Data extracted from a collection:
:::

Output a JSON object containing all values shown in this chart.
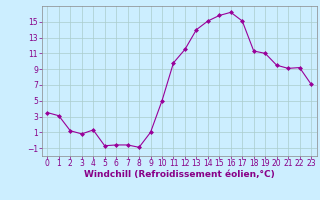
{
  "x": [
    0,
    1,
    2,
    3,
    4,
    5,
    6,
    7,
    8,
    9,
    10,
    11,
    12,
    13,
    14,
    15,
    16,
    17,
    18,
    19,
    20,
    21,
    22,
    23
  ],
  "y": [
    3.5,
    3.1,
    1.2,
    0.8,
    1.3,
    -0.7,
    -0.6,
    -0.6,
    -0.9,
    1.0,
    5.0,
    9.8,
    11.5,
    14.0,
    15.1,
    15.8,
    16.2,
    15.1,
    11.3,
    11.0,
    9.5,
    9.1,
    9.2,
    7.1
  ],
  "line_color": "#990099",
  "marker": "D",
  "marker_size": 2.0,
  "bg_color": "#cceeff",
  "grid_color": "#aacccc",
  "axis_color": "#888888",
  "xlabel": "Windchill (Refroidissement éolien,°C)",
  "xlabel_color": "#880088",
  "tick_color": "#880088",
  "ylim": [
    -2,
    17
  ],
  "yticks": [
    -1,
    1,
    3,
    5,
    7,
    9,
    11,
    13,
    15
  ],
  "xticks": [
    0,
    1,
    2,
    3,
    4,
    5,
    6,
    7,
    8,
    9,
    10,
    11,
    12,
    13,
    14,
    15,
    16,
    17,
    18,
    19,
    20,
    21,
    22,
    23
  ],
  "xlim": [
    -0.5,
    23.5
  ],
  "tick_fontsize": 5.5,
  "xlabel_fontsize": 6.5
}
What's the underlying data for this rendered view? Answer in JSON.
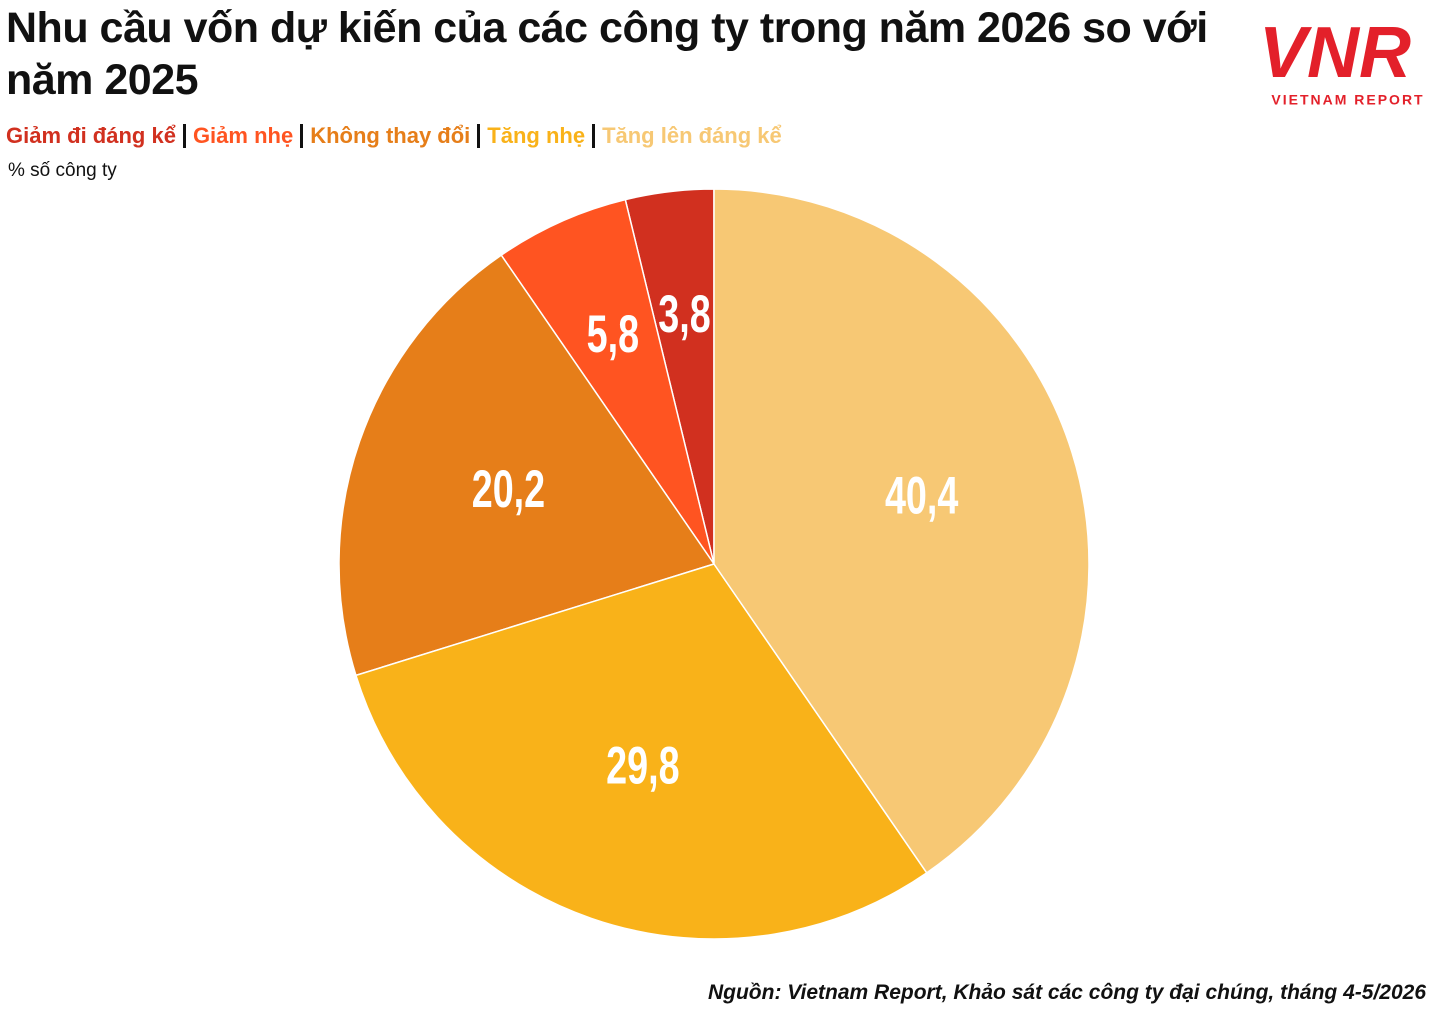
{
  "chart_data": {
    "type": "pie",
    "title": "Nhu cầu vốn dự kiến của các công ty trong năm 2026 so với năm 2025",
    "subtitle": "% số công ty",
    "categories": [
      "Giảm đi đáng kể",
      "Giảm nhẹ",
      "Không thay đổi",
      "Tăng nhẹ",
      "Tăng lên đáng kể"
    ],
    "values": [
      3.8,
      5.8,
      20.2,
      29.8,
      40.4
    ],
    "value_labels": [
      "3,8",
      "5,8",
      "20,2",
      "29,8",
      "40,4"
    ],
    "colors": [
      "#d1301f",
      "#ff5421",
      "#e67e19",
      "#f9b219",
      "#f7c874"
    ],
    "source": "Nguồn: Vietnam Report, Khảo sát các công ty đại chúng, tháng 4-5/2026"
  },
  "logo": {
    "mark": "VNR",
    "text": "VIETNAM REPORT"
  }
}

:::

» **AIM**
Extract, character for character, every line from the one that holds "What's the underlying" through the end of the entries above. Include both boundary lines and no pictures.

» **RESULT OF THIS TASK**
What's the underlying data for this rendered view? Answer in JSON.
{
  "chart_data": {
    "type": "pie",
    "title": "Nhu cầu vốn dự kiến của các công ty trong năm 2026 so với năm 2025",
    "subtitle": "% số công ty",
    "categories": [
      "Giảm đi đáng kể",
      "Giảm nhẹ",
      "Không thay đổi",
      "Tăng nhẹ",
      "Tăng lên đáng kể"
    ],
    "values": [
      3.8,
      5.8,
      20.2,
      29.8,
      40.4
    ],
    "value_labels": [
      "3,8",
      "5,8",
      "20,2",
      "29,8",
      "40,4"
    ],
    "colors": [
      "#d1301f",
      "#ff5421",
      "#e67e19",
      "#f9b219",
      "#f7c874"
    ],
    "source": "Nguồn: Vietnam Report, Khảo sát các công ty đại chúng, tháng 4-5/2026"
  },
  "logo": {
    "mark": "VNR",
    "text": "VIETNAM REPORT"
  }
}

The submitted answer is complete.